# EXERCISE PROMPT
Copy the full set of lines exactly as given.

# INPUT
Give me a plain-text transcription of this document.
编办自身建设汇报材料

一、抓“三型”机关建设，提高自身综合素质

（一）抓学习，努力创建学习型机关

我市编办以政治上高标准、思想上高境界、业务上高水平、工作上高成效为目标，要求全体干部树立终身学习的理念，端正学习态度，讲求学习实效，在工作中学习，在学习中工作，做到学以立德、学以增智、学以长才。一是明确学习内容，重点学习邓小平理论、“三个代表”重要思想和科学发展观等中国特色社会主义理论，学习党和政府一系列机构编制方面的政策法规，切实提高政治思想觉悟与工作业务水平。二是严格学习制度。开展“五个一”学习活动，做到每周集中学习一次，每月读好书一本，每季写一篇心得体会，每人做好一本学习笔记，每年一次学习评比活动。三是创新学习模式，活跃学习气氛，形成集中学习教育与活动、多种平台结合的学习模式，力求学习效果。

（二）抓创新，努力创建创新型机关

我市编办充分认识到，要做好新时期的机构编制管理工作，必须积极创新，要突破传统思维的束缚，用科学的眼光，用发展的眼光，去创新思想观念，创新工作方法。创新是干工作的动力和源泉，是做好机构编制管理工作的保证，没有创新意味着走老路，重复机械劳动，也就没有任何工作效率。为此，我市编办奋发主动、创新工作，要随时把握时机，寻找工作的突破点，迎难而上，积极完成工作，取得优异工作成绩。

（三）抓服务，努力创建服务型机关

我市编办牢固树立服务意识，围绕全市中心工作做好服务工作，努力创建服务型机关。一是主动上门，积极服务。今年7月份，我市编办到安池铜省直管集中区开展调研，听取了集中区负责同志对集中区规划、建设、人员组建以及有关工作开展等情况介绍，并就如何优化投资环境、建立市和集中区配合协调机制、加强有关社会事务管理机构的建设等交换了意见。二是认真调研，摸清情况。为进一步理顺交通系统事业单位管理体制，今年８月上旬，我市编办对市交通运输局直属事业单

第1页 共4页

# THE RESULT
Give me a plain-text transcription of this document.
编办自身建设汇报材料

一、抓“三型”机关建设，提高自身综合素质

（一）抓学习，努力创建学习型机关

我市编办以政治上高标准、思想上高境界、业务上高水平、工作上高成效为目标，要求全体干部树立终身学习的理念，端正学习态度，讲求学习实效，在工作中学习，在学习中工作，做到学以立德、学以增智、学以长才。一是明确学习内容，重点学习邓小平理论、“三个代表”重要思想和科学发展观等中国特色社会主义理论，学习党和政府一系列机构编制方面的政策法规，切实提高政治思想觉悟与工作业务水平。二是严格学习制度。开展“五个一”学习活动，做到每周集中学习一次，每月读好书一本，每季写一篇心得体会，每人做好一本学习笔记，每年一次学习评比活动。三是创新学习模式，活跃学习气氛，形成集中学习教育与活动、多种平台结合的学习模式，力求学习效果。

（二）抓创新，努力创建创新型机关

我市编办充分认识到，要做好新时期的机构编制管理工作，必须积极创新，要突破传统思维的束缚，用科学的眼光，用发展的眼光，去创新思想观念，创新工作方法。创新是干工作的动力和源泉，是做好机构编制管理工作的保证，没有创新意味着走老路，重复机械劳动，也就没有任何工作效率。为此，我市编办奋发主动、创新工作，要随时把握时机，寻找工作的突破点，迎难而上，积极完成工作，取得优异工作成绩。

（三）抓服务，努力创建服务型机关

我市编办牢固树立服务意识，围绕全市中心工作做好服务工作，努力创建服务型机关。一是主动上门，积极服务。今年7月份，我市编办到安池铜省直管集中区开展调研，听取了集中区负责同志对集中区规划、建设、人员组建以及有关工作开展等情况介绍，并就如何优化投资环境、建立市和集中区配合协调机制、加强有关社会事务管理机构的建设等交换了意见。二是认真调研，摸清情况。为进一步理顺交通系统事业单位管理体制，今年８月上旬，我市编办对市交通运输局直属事业单

第1页 共4页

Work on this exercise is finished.